Passage provided

━━━━━━━━━━━━━━━━

Senior Laura “Josie” Herrera is in the running to be MU’s first genderqueer Homecoming king, changing the long-standing tradition of Homecoming Royalty.
Herrera said the term “genderqueer” can mean a lot of different things to a lot of different people.
“I feel I encompass both genders,” Herrera said. “I don’t identify fully as a cisgender woman — if you don’t know what cisgender means, it’s just when you identify with your biological sex, but I don’t fully identify that way. I also don’t identify as a trans man, so I kind of feel like I fall into this kind of strange, kind of confusing middle space.”
Herrera, who prefers to take the pronoun “them” or “they,” has identified as queer and as part of the LGBT community since they were in middle school. They have identified as genderqueer since spring.
Herrera was named one of the top 10 candidates for Homecoming Royalty earlier this month. They said making the top 10 was completely shocking. Their original goal was to make top 30.
“Everyone was congratulating me on making top 10, but I still couldn’t believe it for at least a few days,” Herrera said. “I wasn’t feeling all of the impact yet. It took a while to understand, ‘Oh, wow, I’m actually doing this. This is a really big deal.’”
Herrera first considered running for Homecoming Royalty their junior year, but the idea to run for king instead of queen was first presented by a friend.

━━━━━━━━━━━━━━━━

Dataset records
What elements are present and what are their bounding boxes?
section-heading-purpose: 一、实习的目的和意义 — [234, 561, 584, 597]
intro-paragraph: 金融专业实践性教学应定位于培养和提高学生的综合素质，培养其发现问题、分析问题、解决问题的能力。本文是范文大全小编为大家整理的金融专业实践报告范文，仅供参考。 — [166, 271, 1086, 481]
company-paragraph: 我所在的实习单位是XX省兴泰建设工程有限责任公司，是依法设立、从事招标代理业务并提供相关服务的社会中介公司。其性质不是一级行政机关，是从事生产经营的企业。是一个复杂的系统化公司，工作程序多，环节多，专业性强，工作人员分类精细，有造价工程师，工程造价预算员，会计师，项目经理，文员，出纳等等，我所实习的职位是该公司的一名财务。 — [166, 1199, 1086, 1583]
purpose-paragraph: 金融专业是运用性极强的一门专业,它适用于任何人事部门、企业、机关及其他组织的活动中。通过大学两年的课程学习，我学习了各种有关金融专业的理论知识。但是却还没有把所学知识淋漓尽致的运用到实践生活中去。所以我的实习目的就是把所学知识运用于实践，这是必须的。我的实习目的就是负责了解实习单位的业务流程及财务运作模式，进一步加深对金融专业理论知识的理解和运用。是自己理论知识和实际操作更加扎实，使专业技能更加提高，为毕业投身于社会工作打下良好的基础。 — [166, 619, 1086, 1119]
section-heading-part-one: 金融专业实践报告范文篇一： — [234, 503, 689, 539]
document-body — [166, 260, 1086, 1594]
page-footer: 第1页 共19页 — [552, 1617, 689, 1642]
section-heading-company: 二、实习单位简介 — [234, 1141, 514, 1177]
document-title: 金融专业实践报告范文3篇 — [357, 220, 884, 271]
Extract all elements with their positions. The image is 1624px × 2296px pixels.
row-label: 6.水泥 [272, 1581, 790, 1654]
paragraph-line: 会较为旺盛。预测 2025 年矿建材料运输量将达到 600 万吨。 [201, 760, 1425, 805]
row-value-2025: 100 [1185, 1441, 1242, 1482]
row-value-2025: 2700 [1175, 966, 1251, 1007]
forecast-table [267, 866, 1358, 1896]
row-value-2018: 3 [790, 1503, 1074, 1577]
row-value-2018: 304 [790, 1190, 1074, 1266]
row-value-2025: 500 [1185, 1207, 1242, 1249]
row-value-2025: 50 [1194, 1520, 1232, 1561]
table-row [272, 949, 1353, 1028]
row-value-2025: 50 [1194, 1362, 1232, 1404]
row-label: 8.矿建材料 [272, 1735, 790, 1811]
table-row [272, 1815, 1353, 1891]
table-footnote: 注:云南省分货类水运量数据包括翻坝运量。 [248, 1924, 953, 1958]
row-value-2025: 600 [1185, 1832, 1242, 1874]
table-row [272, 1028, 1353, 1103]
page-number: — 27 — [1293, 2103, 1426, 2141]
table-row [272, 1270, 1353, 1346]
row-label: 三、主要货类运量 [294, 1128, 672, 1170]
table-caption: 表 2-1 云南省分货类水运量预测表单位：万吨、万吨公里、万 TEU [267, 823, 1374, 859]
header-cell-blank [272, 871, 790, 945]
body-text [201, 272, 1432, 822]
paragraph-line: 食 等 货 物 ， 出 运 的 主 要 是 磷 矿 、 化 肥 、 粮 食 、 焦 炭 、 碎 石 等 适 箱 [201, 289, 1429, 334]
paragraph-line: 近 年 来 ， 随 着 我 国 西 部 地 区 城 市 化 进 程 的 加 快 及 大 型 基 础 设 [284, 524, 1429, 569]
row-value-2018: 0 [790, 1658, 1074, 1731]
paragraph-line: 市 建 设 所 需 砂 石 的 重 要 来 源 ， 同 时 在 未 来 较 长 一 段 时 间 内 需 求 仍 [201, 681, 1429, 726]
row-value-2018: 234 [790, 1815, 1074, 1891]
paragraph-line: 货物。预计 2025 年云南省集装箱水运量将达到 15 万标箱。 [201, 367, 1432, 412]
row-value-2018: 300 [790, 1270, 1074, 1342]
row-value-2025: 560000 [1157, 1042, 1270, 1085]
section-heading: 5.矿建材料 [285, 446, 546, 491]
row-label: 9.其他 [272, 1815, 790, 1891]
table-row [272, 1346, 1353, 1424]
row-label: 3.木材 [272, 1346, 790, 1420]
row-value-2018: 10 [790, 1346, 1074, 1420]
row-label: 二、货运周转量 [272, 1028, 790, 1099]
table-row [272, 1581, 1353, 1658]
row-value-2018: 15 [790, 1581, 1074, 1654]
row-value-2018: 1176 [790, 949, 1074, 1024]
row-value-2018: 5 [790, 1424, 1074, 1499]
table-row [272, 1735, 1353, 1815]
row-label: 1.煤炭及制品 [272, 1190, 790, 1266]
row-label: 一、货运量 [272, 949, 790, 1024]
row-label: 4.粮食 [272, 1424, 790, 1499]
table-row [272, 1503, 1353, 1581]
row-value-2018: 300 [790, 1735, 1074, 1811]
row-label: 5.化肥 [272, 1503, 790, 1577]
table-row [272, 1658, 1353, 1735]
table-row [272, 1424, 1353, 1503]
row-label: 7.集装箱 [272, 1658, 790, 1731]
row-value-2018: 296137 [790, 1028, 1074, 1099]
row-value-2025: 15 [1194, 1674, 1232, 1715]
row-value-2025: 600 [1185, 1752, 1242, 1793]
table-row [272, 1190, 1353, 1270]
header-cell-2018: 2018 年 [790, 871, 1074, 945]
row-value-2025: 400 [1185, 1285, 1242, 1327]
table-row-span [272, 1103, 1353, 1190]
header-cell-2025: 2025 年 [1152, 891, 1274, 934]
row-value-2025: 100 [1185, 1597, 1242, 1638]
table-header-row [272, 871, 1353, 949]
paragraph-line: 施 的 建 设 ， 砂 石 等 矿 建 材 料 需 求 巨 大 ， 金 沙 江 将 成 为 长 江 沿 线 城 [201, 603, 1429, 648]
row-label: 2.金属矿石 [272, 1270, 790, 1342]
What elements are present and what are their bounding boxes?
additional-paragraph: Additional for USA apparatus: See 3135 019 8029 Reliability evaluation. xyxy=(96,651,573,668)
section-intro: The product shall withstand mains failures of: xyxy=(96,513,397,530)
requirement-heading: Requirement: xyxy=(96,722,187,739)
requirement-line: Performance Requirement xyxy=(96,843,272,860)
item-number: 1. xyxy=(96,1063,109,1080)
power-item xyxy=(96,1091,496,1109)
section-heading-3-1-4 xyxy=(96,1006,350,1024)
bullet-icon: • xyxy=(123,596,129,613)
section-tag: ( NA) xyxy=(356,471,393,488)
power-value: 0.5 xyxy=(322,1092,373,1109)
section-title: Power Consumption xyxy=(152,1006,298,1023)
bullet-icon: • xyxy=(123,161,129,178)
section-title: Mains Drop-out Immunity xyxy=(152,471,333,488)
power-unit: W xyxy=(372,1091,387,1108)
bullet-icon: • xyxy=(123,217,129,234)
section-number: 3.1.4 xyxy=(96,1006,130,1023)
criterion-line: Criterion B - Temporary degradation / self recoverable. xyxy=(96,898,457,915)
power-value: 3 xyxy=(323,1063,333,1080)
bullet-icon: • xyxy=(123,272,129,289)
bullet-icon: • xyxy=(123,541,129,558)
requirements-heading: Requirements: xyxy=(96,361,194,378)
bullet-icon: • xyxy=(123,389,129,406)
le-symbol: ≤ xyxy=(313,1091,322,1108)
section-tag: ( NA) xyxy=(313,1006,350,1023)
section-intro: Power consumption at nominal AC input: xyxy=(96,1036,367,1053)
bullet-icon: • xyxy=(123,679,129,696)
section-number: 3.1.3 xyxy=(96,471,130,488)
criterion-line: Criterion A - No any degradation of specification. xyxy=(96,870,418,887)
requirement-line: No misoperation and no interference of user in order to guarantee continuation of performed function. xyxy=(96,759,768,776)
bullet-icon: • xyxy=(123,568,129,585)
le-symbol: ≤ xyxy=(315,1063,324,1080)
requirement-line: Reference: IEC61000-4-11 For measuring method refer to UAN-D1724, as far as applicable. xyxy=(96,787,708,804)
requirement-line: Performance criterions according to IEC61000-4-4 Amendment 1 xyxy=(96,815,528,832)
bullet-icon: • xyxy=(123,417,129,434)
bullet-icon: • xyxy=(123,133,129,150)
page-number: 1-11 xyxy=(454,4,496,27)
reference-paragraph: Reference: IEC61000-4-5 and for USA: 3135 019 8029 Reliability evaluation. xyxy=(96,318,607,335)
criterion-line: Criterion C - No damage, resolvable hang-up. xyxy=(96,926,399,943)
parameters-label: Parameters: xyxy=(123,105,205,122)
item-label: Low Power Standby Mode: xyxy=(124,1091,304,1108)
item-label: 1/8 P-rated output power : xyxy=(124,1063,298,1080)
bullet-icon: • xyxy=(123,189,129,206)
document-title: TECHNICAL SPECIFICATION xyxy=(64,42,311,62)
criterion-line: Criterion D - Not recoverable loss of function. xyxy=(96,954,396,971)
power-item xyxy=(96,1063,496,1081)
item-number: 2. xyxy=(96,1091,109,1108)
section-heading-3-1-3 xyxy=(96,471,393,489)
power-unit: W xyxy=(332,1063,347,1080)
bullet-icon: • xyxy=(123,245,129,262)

━━━━━━━━━━━━━━━━

Apply what you read
- A) In the Homecoming article, what was Herrera's original goal in the Homecoming Royalty race?
- B) Rewrite the paragraph of the Homecoming article that begins "Herrera, who prefers to take the pronoun" as a short bulleted list that keeps its main facts.
- C) Pick up the Homecoming article after its last sentence and continue it.

Expected results
- A) Their original goal was to make the top 30.

- B)
- Herrera prefers the pronouns "them" or "they."
- They have identified as queer and as part of the LGBT community since middle school.
- They have identified as genderqueer since spring.

- C)
“A friend of mine kind of asked, ‘Hey, would you run for king or queen?’” Herrera said. “And I didn’t really think about it that way because I didn’t really think it would be an option.”
After discussing the idea with friends and mentors, Herrera said they decided to at least give running for king a try and submitted the application.
Herrera said being the first genderqueer candidate to run for Homecoming king has been a scary experience.
“I don’t know how people are going to react; I don’t know how it’s going to be seen in the public, if people are even going to understand what being genderqueer means,” Herrera said. “But … so far … the university and my friends and the overall community (have been) really supportive. It’s been really empowering and makes this whole process much less scary.”
Herrera said people around MU have been supportive since they came out as genderqueer.
“Even people I don’t know who either live in CoMo or (are) students, or even alumni who now live in other states, have stopped me around campus and have been like, ‘Oh, I’m super happy for you, and super excited,” Herrera said. “I think it just says a lot about our university and the progress we’ve made and where we’re going. Not everything is perfect, but it’s clearly getting better.”
Homecoming Steering Committee adviser Aly Friend said since Homecoming is student-run, MU wants to be representative of the students’ diversity.
“It just says that we’re constantly changing and always trying to be very representative and respectful of the makeup of our student body,” Friend said. “And (we) just want to keep in mind the different diverse backgrounds that the students have.”
Herrera said they want to be transparent and truthful throughout the run for Homecoming king.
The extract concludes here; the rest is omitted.